=== The data ===

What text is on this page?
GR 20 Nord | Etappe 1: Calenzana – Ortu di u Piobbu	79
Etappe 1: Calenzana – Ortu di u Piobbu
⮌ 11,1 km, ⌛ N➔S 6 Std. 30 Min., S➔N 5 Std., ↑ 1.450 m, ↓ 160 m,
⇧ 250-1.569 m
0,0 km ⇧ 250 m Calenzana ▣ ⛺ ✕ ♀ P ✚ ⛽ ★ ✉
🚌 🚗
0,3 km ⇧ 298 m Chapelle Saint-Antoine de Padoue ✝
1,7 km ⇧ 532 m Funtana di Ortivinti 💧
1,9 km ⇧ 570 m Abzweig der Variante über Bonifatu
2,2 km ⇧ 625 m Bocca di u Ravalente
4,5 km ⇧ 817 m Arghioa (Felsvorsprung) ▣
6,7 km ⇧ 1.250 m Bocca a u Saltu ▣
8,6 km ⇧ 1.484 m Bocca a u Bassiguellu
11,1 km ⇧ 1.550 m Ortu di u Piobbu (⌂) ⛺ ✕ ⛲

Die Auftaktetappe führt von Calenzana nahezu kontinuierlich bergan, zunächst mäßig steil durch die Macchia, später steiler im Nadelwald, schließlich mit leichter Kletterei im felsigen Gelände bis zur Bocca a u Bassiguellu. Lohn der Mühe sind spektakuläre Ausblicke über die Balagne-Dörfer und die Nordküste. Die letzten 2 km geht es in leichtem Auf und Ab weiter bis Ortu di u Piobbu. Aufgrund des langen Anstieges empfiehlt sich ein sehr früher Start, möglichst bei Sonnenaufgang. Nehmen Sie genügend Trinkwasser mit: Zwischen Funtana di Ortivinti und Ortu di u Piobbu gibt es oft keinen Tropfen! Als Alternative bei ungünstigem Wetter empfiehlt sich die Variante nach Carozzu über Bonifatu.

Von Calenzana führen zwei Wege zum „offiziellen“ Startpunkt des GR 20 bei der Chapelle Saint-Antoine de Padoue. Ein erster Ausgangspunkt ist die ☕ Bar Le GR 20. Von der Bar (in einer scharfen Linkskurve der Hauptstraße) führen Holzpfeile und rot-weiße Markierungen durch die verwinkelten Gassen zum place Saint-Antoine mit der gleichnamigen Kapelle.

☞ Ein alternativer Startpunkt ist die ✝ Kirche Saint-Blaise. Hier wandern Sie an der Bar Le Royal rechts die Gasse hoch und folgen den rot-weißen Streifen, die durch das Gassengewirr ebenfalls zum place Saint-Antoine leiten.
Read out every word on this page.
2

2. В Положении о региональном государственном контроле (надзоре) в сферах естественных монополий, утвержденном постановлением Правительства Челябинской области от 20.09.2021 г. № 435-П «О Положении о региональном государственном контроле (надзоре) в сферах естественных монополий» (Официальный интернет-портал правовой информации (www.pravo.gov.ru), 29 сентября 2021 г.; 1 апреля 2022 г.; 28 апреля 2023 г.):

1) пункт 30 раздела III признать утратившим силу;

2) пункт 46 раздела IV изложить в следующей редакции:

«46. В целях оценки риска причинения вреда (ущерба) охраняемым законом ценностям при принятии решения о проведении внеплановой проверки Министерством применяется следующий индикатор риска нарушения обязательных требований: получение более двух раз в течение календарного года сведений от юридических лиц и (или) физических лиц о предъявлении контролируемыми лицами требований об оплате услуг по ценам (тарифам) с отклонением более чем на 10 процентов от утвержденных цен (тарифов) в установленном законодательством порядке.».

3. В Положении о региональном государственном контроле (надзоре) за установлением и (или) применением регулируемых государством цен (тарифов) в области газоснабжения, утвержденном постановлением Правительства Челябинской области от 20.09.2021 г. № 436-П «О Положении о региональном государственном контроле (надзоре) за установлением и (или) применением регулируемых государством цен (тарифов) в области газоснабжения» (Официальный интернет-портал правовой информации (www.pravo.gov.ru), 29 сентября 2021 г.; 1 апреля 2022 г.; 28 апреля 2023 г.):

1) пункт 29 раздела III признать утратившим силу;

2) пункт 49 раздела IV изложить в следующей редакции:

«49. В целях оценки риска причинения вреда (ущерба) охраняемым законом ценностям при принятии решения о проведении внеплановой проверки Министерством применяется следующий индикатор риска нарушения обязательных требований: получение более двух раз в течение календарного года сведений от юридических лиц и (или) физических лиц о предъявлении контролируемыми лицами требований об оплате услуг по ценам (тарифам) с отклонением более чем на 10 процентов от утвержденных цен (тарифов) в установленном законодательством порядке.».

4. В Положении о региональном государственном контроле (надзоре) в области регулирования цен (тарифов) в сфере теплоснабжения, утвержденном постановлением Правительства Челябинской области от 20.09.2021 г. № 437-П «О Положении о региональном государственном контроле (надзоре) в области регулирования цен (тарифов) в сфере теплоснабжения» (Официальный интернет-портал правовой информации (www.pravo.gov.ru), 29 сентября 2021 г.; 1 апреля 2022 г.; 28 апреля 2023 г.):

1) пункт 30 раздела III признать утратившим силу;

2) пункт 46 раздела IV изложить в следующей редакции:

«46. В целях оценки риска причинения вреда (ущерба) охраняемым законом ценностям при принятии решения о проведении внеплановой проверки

===

▶ **What you will do**:
Repeat each entry word for word.

▶ **The output**:
What text is on this page?
GR 20 Nord | Etappe 1: Calenzana – Ortu di u Piobbu	79
Etappe 1: Calenzana – Ortu di u Piobbu
⮌ 11,1 km, ⌛ N➔S 6 Std. 30 Min., S➔N 5 Std., ↑ 1.450 m, ↓ 160 m,
⇧ 250-1.569 m
0,0 km ⇧ 250 m Calenzana ▣ ⛺ ✕ ♀ P ✚ ⛽ ★ ✉
🚌 🚗
0,3 km ⇧ 298 m Chapelle Saint-Antoine de Padoue ✝
1,7 km ⇧ 532 m Funtana di Ortivinti 💧
1,9 km ⇧ 570 m Abzweig der Variante über Bonifatu
2,2 km ⇧ 625 m Bocca di u Ravalente
4,5 km ⇧ 817 m Arghioa (Felsvorsprung) ▣
6,7 km ⇧ 1.250 m Bocca a u Saltu ▣
8,6 km ⇧ 1.484 m Bocca a u Bassiguellu
11,1 km ⇧ 1.550 m Ortu di u Piobbu (⌂) ⛺ ✕ ⛲

Die Auftaktetappe führt von Calenzana nahezu kontinuierlich bergan, zunächst mäßig steil durch die Macchia, später steiler im Nadelwald, schließlich mit leichter Kletterei im felsigen Gelände bis zur Bocca a u Bassiguellu. Lohn der Mühe sind spektakuläre Ausblicke über die Balagne-Dörfer und die Nordküste. Die letzten 2 km geht es in leichtem Auf und Ab weiter bis Ortu di u Piobbu. Aufgrund des langen Anstieges empfiehlt sich ein sehr früher Start, möglichst bei Sonnenaufgang. Nehmen Sie genügend Trinkwasser mit: Zwischen Funtana di Ortivinti und Ortu di u Piobbu gibt es oft keinen Tropfen! Als Alternative bei ungünstigem Wetter empfiehlt sich die Variante nach Carozzu über Bonifatu.

Von Calenzana führen zwei Wege zum „offiziellen“ Startpunkt des GR 20 bei der Chapelle Saint-Antoine de Padoue. Ein erster Ausgangspunkt ist die ☕ Bar Le GR 20. Von der Bar (in einer scharfen Linkskurve der Hauptstraße) führen Holzpfeile und rot-weiße Markierungen durch die verwinkelten Gassen zum place Saint-Antoine mit der gleichnamigen Kapelle.

☞ Ein alternativer Startpunkt ist die ✝ Kirche Saint-Blaise. Hier wandern Sie an der Bar Le Royal rechts die Gasse hoch und folgen den rot-weißen Streifen, die durch das Gassengewirr ebenfalls zum place Saint-Antoine leiten.
Read out every word on this page.
2

2. В Положении о региональном государственном контроле (надзоре) в сферах естественных монополий, утвержденном постановлением Правительства Челябинской области от 20.09.2021 г. № 435-П «О Положении о региональном государственном контроле (надзоре) в сферах естественных монополий» (Официальный интернет-портал правовой информации (www.pravo.gov.ru), 29 сентября 2021 г.; 1 апреля 2022 г.; 28 апреля 2023 г.):

1) пункт 30 раздела III признать утратившим силу;

2) пункт 46 раздела IV изложить в следующей редакции:

«46. В целях оценки риска причинения вреда (ущерба) охраняемым законом ценностям при принятии решения о проведении внеплановой проверки Министерством применяется следующий индикатор риска нарушения обязательных требований: получение более двух раз в течение календарного года сведений от юридических лиц и (или) физических лиц о предъявлении контролируемыми лицами требований об оплате услуг по ценам (тарифам) с отклонением более чем на 10 процентов от утвержденных цен (тарифов) в установленном законодательством порядке.».

3. В Положении о региональном государственном контроле (надзоре) за установлением и (или) применением регулируемых государством цен (тарифов) в области газоснабжения, утвержденном постановлением Правительства Челябинской области от 20.09.2021 г. № 436-П «О Положении о региональном государственном контроле (надзоре) за установлением и (или) применением регулируемых государством цен (тарифов) в области газоснабжения» (Официальный интернет-портал правовой информации (www.pravo.gov.ru), 29 сентября 2021 г.; 1 апреля 2022 г.; 28 апреля 2023 г.):

1) пункт 29 раздела III признать утратившим силу;

2) пункт 49 раздела IV изложить в следующей редакции:

«49. В целях оценки риска причинения вреда (ущерба) охраняемым законом ценностям при принятии решения о проведении внеплановой проверки Министерством применяется следующий индикатор риска нарушения обязательных требований: получение более двух раз в течение календарного года сведений от юридических лиц и (или) физических лиц о предъявлении контролируемыми лицами требований об оплате услуг по ценам (тарифам) с отклонением более чем на 10 процентов от утвержденных цен (тарифов) в установленном законодательством порядке.».

4. В Положении о региональном государственном контроле (надзоре) в области регулирования цен (тарифов) в сфере теплоснабжения, утвержденном постановлением Правительства Челябинской области от 20.09.2021 г. № 437-П «О Положении о региональном государственном контроле (надзоре) в области регулирования цен (тарифов) в сфере теплоснабжения» (Официальный интернет-портал правовой информации (www.pravo.gov.ru), 29 сентября 2021 г.; 1 апреля 2022 г.; 28 апреля 2023 г.):

1) пункт 30 раздела III признать утратившим силу;

2) пункт 46 раздела IV изложить в следующей редакции:

«46. В целях оценки риска причинения вреда (ущерба) охраняемым законом ценностям при принятии решения о проведении внеплановой проверки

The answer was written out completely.